(Your task) Within the material below, find each line bearing the word "Parse" and present it.
## BEGIN
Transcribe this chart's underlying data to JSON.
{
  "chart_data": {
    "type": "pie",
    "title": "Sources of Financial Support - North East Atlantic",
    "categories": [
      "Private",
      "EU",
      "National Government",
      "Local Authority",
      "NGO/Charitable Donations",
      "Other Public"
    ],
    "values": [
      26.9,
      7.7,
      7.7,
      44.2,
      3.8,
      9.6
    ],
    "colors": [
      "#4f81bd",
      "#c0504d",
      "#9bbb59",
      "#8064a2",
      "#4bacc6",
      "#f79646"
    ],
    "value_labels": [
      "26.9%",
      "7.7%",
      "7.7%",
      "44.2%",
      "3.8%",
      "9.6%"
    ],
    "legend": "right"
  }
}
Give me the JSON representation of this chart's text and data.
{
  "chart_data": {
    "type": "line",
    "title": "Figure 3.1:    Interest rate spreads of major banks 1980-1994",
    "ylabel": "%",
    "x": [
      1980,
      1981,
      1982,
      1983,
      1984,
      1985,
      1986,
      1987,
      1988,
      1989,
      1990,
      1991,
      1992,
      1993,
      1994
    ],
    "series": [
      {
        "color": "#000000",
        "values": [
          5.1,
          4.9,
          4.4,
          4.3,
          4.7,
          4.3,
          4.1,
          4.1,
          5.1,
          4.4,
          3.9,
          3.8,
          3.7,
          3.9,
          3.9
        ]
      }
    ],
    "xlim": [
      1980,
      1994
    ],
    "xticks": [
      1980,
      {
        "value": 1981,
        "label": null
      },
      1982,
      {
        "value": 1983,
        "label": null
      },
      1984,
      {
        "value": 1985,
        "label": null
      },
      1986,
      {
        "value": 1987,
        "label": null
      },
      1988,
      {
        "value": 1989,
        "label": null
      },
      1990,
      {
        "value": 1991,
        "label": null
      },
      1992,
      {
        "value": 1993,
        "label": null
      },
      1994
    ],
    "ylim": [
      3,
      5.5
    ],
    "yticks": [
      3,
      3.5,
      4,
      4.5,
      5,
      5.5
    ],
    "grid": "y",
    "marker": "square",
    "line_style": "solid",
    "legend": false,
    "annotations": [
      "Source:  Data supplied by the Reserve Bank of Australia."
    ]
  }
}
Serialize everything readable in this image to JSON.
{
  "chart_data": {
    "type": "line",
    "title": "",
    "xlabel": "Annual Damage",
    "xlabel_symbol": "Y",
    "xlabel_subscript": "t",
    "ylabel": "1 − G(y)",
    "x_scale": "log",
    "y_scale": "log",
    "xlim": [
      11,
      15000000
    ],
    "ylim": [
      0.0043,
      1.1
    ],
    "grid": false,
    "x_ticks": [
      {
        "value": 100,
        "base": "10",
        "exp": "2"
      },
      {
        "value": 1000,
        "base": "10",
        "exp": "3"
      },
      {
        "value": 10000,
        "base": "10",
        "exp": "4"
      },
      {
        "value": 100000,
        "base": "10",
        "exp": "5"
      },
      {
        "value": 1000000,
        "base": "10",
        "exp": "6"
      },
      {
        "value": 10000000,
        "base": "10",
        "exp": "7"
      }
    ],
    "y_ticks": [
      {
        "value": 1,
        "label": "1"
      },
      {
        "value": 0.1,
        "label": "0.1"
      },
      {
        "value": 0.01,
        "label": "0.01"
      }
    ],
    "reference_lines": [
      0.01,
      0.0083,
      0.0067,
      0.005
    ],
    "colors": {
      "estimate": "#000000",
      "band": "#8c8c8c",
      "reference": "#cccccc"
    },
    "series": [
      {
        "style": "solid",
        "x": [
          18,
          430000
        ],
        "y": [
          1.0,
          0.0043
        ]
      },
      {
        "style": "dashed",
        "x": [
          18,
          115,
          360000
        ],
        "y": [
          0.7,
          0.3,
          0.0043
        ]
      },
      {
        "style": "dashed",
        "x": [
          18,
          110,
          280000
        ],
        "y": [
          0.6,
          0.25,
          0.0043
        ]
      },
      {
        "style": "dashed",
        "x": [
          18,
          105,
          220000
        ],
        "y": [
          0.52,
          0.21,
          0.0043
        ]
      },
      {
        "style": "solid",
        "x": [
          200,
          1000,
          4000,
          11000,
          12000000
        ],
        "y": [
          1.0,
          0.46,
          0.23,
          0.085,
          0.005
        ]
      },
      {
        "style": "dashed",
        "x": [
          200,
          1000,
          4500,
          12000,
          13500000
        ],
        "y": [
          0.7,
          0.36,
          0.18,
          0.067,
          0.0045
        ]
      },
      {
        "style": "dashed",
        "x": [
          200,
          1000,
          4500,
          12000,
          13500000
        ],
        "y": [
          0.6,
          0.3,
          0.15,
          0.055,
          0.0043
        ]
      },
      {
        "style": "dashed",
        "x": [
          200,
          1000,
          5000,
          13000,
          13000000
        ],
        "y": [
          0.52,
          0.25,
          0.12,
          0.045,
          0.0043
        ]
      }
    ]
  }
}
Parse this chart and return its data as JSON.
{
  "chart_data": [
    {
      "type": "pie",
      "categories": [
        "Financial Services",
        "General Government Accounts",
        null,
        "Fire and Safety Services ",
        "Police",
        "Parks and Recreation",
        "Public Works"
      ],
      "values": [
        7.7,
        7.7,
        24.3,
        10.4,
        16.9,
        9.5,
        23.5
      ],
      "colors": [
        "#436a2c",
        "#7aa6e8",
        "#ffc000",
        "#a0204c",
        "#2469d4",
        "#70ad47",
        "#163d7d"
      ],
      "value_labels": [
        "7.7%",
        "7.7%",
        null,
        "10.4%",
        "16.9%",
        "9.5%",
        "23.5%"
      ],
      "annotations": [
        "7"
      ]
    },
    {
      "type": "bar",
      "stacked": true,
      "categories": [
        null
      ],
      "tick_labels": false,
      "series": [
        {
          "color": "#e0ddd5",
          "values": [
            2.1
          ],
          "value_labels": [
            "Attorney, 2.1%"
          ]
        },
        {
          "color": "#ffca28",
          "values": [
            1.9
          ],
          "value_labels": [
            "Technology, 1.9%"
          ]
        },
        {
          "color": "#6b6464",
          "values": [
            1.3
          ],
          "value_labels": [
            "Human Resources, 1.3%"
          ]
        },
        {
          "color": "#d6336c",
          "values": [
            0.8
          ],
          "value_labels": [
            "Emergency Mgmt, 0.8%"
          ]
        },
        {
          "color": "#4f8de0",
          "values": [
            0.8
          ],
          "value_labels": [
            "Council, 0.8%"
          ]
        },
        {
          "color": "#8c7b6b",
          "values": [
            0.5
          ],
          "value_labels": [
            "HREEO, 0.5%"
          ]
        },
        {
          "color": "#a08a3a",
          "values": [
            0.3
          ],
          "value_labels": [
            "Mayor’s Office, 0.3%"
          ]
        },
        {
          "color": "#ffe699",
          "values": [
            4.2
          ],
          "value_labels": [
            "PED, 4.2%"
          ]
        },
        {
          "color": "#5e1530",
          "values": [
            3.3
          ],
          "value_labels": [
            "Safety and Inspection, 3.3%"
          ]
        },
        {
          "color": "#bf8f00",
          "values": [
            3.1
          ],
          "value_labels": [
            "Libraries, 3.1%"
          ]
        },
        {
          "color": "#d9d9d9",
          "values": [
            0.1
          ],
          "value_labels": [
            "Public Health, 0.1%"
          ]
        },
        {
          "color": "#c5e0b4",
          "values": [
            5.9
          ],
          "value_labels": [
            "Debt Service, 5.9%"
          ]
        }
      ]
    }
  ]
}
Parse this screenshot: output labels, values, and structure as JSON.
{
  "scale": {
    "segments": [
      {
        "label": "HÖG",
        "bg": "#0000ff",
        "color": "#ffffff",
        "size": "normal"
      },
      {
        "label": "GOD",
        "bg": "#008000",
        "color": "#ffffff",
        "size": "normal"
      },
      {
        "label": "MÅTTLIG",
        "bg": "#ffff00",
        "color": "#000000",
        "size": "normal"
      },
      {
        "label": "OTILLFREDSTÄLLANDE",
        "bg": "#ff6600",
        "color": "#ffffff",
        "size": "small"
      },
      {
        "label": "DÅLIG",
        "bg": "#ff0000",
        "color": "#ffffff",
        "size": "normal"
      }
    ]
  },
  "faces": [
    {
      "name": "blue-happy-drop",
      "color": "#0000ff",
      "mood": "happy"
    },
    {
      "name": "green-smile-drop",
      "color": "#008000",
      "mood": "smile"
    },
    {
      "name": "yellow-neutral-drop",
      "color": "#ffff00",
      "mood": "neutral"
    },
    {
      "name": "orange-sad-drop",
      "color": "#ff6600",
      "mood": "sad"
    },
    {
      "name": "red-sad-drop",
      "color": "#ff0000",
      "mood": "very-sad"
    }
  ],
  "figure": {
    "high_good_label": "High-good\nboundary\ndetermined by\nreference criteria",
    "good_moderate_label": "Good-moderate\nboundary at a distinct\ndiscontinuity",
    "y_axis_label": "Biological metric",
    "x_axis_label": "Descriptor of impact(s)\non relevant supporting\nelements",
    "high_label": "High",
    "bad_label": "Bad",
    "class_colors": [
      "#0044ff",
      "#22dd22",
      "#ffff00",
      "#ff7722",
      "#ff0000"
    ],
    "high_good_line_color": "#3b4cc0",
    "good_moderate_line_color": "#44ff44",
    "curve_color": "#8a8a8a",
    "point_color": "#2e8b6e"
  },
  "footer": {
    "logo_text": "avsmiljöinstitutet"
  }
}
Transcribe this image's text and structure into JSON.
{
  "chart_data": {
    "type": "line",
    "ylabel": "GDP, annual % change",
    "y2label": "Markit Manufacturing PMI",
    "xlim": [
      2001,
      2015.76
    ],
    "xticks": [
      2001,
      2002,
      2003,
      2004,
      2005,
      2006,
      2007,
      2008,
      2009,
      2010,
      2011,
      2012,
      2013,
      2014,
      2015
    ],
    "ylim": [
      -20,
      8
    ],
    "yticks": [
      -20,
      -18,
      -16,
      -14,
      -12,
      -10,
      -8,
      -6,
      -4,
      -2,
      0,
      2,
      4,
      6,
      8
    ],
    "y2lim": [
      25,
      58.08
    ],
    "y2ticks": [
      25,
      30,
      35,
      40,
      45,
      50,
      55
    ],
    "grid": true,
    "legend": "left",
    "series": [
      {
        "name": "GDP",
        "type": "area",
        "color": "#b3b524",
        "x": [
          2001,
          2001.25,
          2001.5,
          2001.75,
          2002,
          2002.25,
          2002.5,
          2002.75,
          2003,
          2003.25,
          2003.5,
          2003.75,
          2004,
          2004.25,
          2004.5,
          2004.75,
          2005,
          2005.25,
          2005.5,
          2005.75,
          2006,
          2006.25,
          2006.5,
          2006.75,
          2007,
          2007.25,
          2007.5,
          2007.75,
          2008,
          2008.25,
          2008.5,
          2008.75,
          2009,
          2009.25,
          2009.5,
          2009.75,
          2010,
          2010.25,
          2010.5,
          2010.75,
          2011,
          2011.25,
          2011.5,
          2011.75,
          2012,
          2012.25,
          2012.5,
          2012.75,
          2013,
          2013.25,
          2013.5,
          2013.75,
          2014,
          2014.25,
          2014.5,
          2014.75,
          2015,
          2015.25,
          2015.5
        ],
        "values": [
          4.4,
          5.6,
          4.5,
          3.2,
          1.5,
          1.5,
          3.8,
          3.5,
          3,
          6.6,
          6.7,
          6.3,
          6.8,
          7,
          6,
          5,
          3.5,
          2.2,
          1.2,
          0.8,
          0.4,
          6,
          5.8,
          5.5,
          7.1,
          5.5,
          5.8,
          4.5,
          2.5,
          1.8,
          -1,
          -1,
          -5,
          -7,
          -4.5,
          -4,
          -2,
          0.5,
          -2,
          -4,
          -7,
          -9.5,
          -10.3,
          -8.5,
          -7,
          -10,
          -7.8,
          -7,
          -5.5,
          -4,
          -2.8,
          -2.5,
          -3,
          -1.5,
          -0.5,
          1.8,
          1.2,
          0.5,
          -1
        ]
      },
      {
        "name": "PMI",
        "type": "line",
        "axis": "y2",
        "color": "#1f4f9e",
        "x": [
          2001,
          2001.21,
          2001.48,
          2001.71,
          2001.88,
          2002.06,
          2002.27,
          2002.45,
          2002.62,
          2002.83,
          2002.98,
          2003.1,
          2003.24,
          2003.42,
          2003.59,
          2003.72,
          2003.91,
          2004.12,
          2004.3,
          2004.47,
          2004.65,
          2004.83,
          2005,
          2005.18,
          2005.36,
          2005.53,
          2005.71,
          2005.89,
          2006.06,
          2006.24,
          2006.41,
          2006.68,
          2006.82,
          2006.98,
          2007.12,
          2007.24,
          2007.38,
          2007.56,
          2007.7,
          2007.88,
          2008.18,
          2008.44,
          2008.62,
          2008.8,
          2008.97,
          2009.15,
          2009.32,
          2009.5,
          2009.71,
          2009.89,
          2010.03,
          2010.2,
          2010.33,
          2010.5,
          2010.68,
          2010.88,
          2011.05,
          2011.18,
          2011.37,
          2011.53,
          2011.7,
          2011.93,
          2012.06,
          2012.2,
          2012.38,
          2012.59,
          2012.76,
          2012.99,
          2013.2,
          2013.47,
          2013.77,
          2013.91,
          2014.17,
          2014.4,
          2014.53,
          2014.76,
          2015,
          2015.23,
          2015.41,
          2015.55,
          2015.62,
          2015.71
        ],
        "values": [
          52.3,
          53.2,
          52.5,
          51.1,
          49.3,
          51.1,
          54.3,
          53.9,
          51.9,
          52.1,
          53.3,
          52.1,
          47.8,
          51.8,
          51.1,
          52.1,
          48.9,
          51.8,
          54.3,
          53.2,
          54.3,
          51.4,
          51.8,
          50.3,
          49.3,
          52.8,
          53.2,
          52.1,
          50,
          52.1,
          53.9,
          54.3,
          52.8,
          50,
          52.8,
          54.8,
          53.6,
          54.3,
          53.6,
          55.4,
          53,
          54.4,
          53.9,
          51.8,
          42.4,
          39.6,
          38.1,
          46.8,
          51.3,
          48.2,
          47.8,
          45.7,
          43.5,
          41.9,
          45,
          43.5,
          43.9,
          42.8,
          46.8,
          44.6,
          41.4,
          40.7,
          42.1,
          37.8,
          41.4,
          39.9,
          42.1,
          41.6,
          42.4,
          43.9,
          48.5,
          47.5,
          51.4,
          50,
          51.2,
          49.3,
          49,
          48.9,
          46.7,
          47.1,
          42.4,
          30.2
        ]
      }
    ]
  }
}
## END
(The reply)
Parse this chart and return its data as JSON.
Parse this screenshot: output labels, values, and structure as JSON.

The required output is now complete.